--- Begin Entries ---
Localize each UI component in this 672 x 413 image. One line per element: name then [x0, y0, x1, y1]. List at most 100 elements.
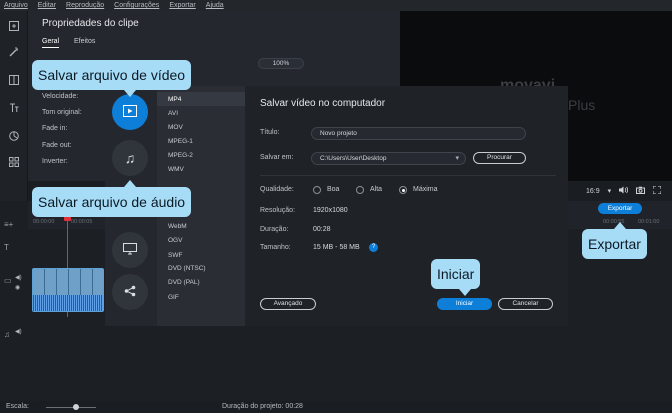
- quality-maxima-radio[interactable]: [399, 186, 407, 194]
- save-location-label: Salvar em:: [260, 154, 294, 161]
- ruler-tick: 00:01:00: [638, 219, 660, 225]
- save-audio-category[interactable]: ♫: [112, 140, 148, 176]
- title-input[interactable]: Novo projeto: [311, 127, 526, 140]
- format-item[interactable]: WebM: [168, 223, 187, 230]
- callout-arrow: [124, 90, 136, 97]
- size-label: Tamanho:: [260, 244, 291, 251]
- camera-icon[interactable]: [636, 186, 646, 196]
- format-item[interactable]: OGV: [168, 237, 182, 244]
- menu-configuracoes[interactable]: Configurações: [114, 2, 159, 9]
- quality-label: Qualidade:: [260, 186, 294, 193]
- save-location-value: C:\Users\User\Desktop: [320, 155, 387, 162]
- original-pitch-label: Tom original:: [42, 109, 82, 116]
- scale-label: Escala:: [6, 403, 29, 410]
- add-track-icon[interactable]: ≡+: [4, 220, 13, 229]
- quality-alta-radio[interactable]: [356, 186, 364, 194]
- advanced-button[interactable]: Avançado: [260, 298, 316, 310]
- menu-arquivo[interactable]: Arquivo: [4, 2, 28, 9]
- scale-slider-handle[interactable]: [73, 404, 79, 410]
- format-item[interactable]: MOV: [168, 124, 183, 131]
- save-video-dialog: Salvar vídeo no computador Título: Novo …: [245, 86, 568, 326]
- export-button[interactable]: Exportar: [598, 203, 642, 214]
- callout-arrow: [614, 222, 626, 229]
- ruler-tick: 00:00:00: [33, 219, 55, 225]
- chevron-down-icon[interactable]: ▾: [608, 187, 612, 195]
- clip-thumbnails: [33, 269, 103, 295]
- scale-slider[interactable]: [46, 407, 96, 408]
- titles-icon[interactable]: [5, 99, 23, 117]
- size-value: 15 MB - 58 MB: [313, 244, 360, 251]
- video-clip[interactable]: [32, 268, 104, 312]
- speed-label: Velocidade:: [42, 93, 79, 100]
- quality-boa-label[interactable]: Boa: [327, 186, 339, 193]
- callout-export: Exportar: [582, 229, 647, 259]
- audio-mute-icon[interactable]: ◀): [15, 328, 22, 335]
- transitions-icon[interactable]: [5, 71, 23, 89]
- ruler-tick: 00:00:05: [71, 219, 93, 225]
- share-icon: [124, 284, 136, 300]
- grid-icon[interactable]: [5, 153, 23, 171]
- tab-geral[interactable]: Geral: [42, 38, 60, 48]
- callout-arrow: [124, 180, 136, 187]
- format-item[interactable]: AVI: [168, 110, 178, 117]
- reverse-label: Inverter:: [42, 158, 68, 165]
- fullscreen-icon[interactable]: [652, 185, 662, 196]
- menu-reproducao[interactable]: Reprodução: [66, 2, 104, 9]
- video-play-icon: [123, 104, 137, 120]
- title-label: Título:: [260, 129, 280, 136]
- resolution-value: 1920x1080: [313, 207, 348, 214]
- tab-efeitos[interactable]: Efeitos: [74, 38, 95, 45]
- menu-exportar[interactable]: Exportar: [169, 2, 195, 9]
- volume-icon[interactable]: [619, 186, 629, 196]
- menu-bar: Arquivo Editar Reprodução Configurações …: [0, 0, 672, 11]
- format-item[interactable]: DVD (NTSC): [168, 265, 206, 272]
- project-duration: Duração do projeto: 00:28: [222, 403, 303, 410]
- divider: [260, 175, 556, 176]
- share-category[interactable]: [112, 274, 148, 310]
- format-item[interactable]: MPEG-2: [168, 152, 193, 159]
- chevron-down-icon: ▾: [455, 155, 459, 162]
- format-item[interactable]: SWF: [168, 252, 182, 259]
- track-eye-icon[interactable]: ◉: [15, 284, 20, 291]
- menu-editar[interactable]: Editar: [38, 2, 56, 9]
- help-icon[interactable]: ?: [369, 243, 378, 252]
- duration-label: Duração:: [260, 226, 289, 233]
- video-track-icon: ▭: [4, 276, 12, 285]
- quality-maxima-label[interactable]: Máxima: [413, 186, 438, 193]
- format-item[interactable]: GIF: [168, 294, 179, 301]
- panel-title: Propriedades do clipe: [42, 18, 139, 29]
- import-icon[interactable]: [5, 17, 23, 35]
- callout-arrow: [459, 289, 471, 296]
- format-item[interactable]: MPEG-1: [168, 138, 193, 145]
- menu-ajuda[interactable]: Ajuda: [206, 2, 224, 9]
- format-item[interactable]: DVD (PAL): [168, 279, 200, 286]
- save-video-category[interactable]: [112, 94, 148, 130]
- resolution-label: Resolução:: [260, 207, 296, 214]
- speed-percent-field[interactable]: 100%: [258, 58, 304, 69]
- callout-start: Iniciar: [431, 259, 481, 289]
- music-track-icon: ♫: [4, 330, 10, 339]
- quality-boa-radio[interactable]: [313, 186, 321, 194]
- text-track-icon: T: [4, 243, 9, 252]
- save-location-select[interactable]: C:\Users\User\Desktop ▾: [311, 152, 466, 165]
- fade-in-label: Fade in:: [42, 125, 68, 132]
- browse-button[interactable]: Procurar: [473, 152, 526, 164]
- format-item[interactable]: WMV: [168, 166, 184, 173]
- player-controls: 16:9 ▾: [560, 183, 672, 199]
- magic-wand-icon[interactable]: [5, 43, 23, 61]
- duration-value: 00:28: [313, 226, 331, 233]
- stickers-icon[interactable]: [5, 127, 23, 145]
- device-category[interactable]: [112, 232, 148, 268]
- quality-alta-label[interactable]: Alta: [370, 186, 382, 193]
- cancel-button[interactable]: Cancelar: [498, 298, 553, 310]
- status-bar: Escala: Duração do projeto: 00:28: [0, 401, 672, 413]
- fade-out-label: Fade out:: [42, 142, 72, 149]
- callout-save-video: Salvar arquivo de vídeo: [32, 60, 192, 90]
- callout-save-audio: Salvar arquivo de áudio: [32, 187, 192, 217]
- start-button[interactable]: Iniciar: [437, 298, 492, 310]
- dialog-title: Salvar vídeo no computador: [260, 98, 386, 109]
- track-mute-icon[interactable]: ◀): [15, 274, 22, 281]
- format-item[interactable]: MP4: [168, 96, 181, 103]
- movavi-plus-text: Plus: [568, 97, 596, 113]
- aspect-ratio-selector[interactable]: 16:9: [586, 188, 600, 195]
--- End Entries ---
● Directions for this task
Can you extract every row above verbatim and leave out any picture?

● Output below
Localize each UI component in this 672 x 413 image. One line per element: name then [x0, y0, x1, y1]. List at most 100 elements.
- quality-maxima-radio[interactable]: [399, 186, 407, 194]
- save-location-label: Salvar em:: [260, 154, 294, 161]
- ruler-tick: 00:01:00: [638, 219, 660, 225]
- save-audio-category[interactable]: ♫: [112, 140, 148, 176]
- title-input[interactable]: Novo projeto: [311, 127, 526, 140]
- format-item[interactable]: WebM: [168, 223, 187, 230]
- callout-arrow: [124, 90, 136, 97]
- size-label: Tamanho:: [260, 244, 291, 251]
- camera-icon[interactable]: [636, 186, 646, 196]
- format-item[interactable]: OGV: [168, 237, 182, 244]
- menu-configuracoes[interactable]: Configurações: [114, 2, 159, 9]
- quality-label: Qualidade:: [260, 186, 294, 193]
- save-location-value: C:\Users\User\Desktop: [320, 155, 387, 162]
- original-pitch-label: Tom original:: [42, 109, 82, 116]
- scale-label: Escala:: [6, 403, 29, 410]
- add-track-icon[interactable]: ≡+: [4, 220, 13, 229]
- quality-alta-radio[interactable]: [356, 186, 364, 194]
- advanced-button[interactable]: Avançado: [260, 298, 316, 310]
- menu-arquivo[interactable]: Arquivo: [4, 2, 28, 9]
- scale-slider-handle[interactable]: [73, 404, 79, 410]
- format-item[interactable]: MOV: [168, 124, 183, 131]
- save-video-dialog: Salvar vídeo no computador Título: Novo …: [245, 86, 568, 326]
- export-button[interactable]: Exportar: [598, 203, 642, 214]
- callout-arrow: [614, 222, 626, 229]
- ruler-tick: 00:00:00: [33, 219, 55, 225]
- chevron-down-icon[interactable]: ▾: [608, 187, 612, 195]
- clip-thumbnails: [33, 269, 103, 295]
- scale-slider[interactable]: [46, 407, 96, 408]
- titles-icon[interactable]: [5, 99, 23, 117]
- size-value: 15 MB - 58 MB: [313, 244, 360, 251]
- video-clip[interactable]: [32, 268, 104, 312]
- speed-label: Velocidade:: [42, 93, 79, 100]
- quality-boa-label[interactable]: Boa: [327, 186, 339, 193]
- callout-export: Exportar: [582, 229, 647, 259]
- audio-mute-icon[interactable]: ◀): [15, 328, 22, 335]
- transitions-icon[interactable]: [5, 71, 23, 89]
- ruler-tick: 00:00:05: [71, 219, 93, 225]
- share-icon: [124, 284, 136, 300]
- grid-icon[interactable]: [5, 153, 23, 171]
- tab-geral[interactable]: Geral: [42, 38, 60, 48]
- callout-arrow: [124, 180, 136, 187]
- format-item[interactable]: AVI: [168, 110, 178, 117]
- reverse-label: Inverter:: [42, 158, 68, 165]
- fullscreen-icon[interactable]: [652, 185, 662, 196]
- menu-reproducao[interactable]: Reprodução: [66, 2, 104, 9]
- video-play-icon: [123, 104, 137, 120]
- title-label: Título:: [260, 129, 280, 136]
- resolution-value: 1920x1080: [313, 207, 348, 214]
- tab-efeitos[interactable]: Efeitos: [74, 38, 95, 45]
- menu-exportar[interactable]: Exportar: [169, 2, 195, 9]
- volume-icon[interactable]: [619, 186, 629, 196]
- menu-bar: Arquivo Editar Reprodução Configurações …: [0, 0, 672, 11]
- format-item[interactable]: DVD (NTSC): [168, 265, 206, 272]
- project-duration: Duração do projeto: 00:28: [222, 403, 303, 410]
- divider: [260, 175, 556, 176]
- share-category[interactable]: [112, 274, 148, 310]
- format-item[interactable]: MPEG-2: [168, 152, 193, 159]
- chevron-down-icon: ▾: [455, 155, 459, 162]
- format-item[interactable]: SWF: [168, 252, 182, 259]
- track-eye-icon[interactable]: ◉: [15, 284, 20, 291]
- menu-editar[interactable]: Editar: [38, 2, 56, 9]
- help-icon[interactable]: ?: [369, 243, 378, 252]
- duration-label: Duração:: [260, 226, 289, 233]
- video-track-icon: ▭: [4, 276, 12, 285]
- quality-maxima-label[interactable]: Máxima: [413, 186, 438, 193]
- format-item[interactable]: GIF: [168, 294, 179, 301]
- panel-title: Propriedades do clipe: [42, 18, 139, 29]
- import-icon[interactable]: [5, 17, 23, 35]
- callout-arrow: [459, 289, 471, 296]
- format-item[interactable]: MPEG-1: [168, 138, 193, 145]
- menu-ajuda[interactable]: Ajuda: [206, 2, 224, 9]
- format-item[interactable]: DVD (PAL): [168, 279, 200, 286]
- save-video-category[interactable]: [112, 94, 148, 130]
- resolution-label: Resolução:: [260, 207, 296, 214]
- speed-percent-field[interactable]: 100%: [258, 58, 304, 69]
- callout-start: Iniciar: [431, 259, 481, 289]
- music-track-icon: ♫: [4, 330, 10, 339]
- quality-boa-radio[interactable]: [313, 186, 321, 194]
- text-track-icon: T: [4, 243, 9, 252]
- save-location-select[interactable]: C:\Users\User\Desktop ▾: [311, 152, 466, 165]
- fade-in-label: Fade in:: [42, 125, 68, 132]
- browse-button[interactable]: Procurar: [473, 152, 526, 164]
- format-item[interactable]: WMV: [168, 166, 184, 173]
- player-controls: 16:9 ▾: [560, 183, 672, 199]
- magic-wand-icon[interactable]: [5, 43, 23, 61]
- duration-value: 00:28: [313, 226, 331, 233]
- stickers-icon[interactable]: [5, 127, 23, 145]
- device-category[interactable]: [112, 232, 148, 268]
- quality-alta-label[interactable]: Alta: [370, 186, 382, 193]
- cancel-button[interactable]: Cancelar: [498, 298, 553, 310]
- status-bar: Escala: Duração do projeto: 00:28: [0, 401, 672, 413]
- fade-out-label: Fade out:: [42, 142, 72, 149]
- callout-save-video: Salvar arquivo de vídeo: [32, 60, 192, 90]
- callout-save-audio: Salvar arquivo de áudio: [32, 187, 192, 217]
- start-button[interactable]: Iniciar: [437, 298, 492, 310]
- dialog-title: Salvar vídeo no computador: [260, 98, 386, 109]
- track-mute-icon[interactable]: ◀): [15, 274, 22, 281]
- format-item[interactable]: MP4: [168, 96, 181, 103]
- movavi-plus-text: Plus: [568, 97, 596, 113]
- aspect-ratio-selector[interactable]: 16:9: [586, 188, 600, 195]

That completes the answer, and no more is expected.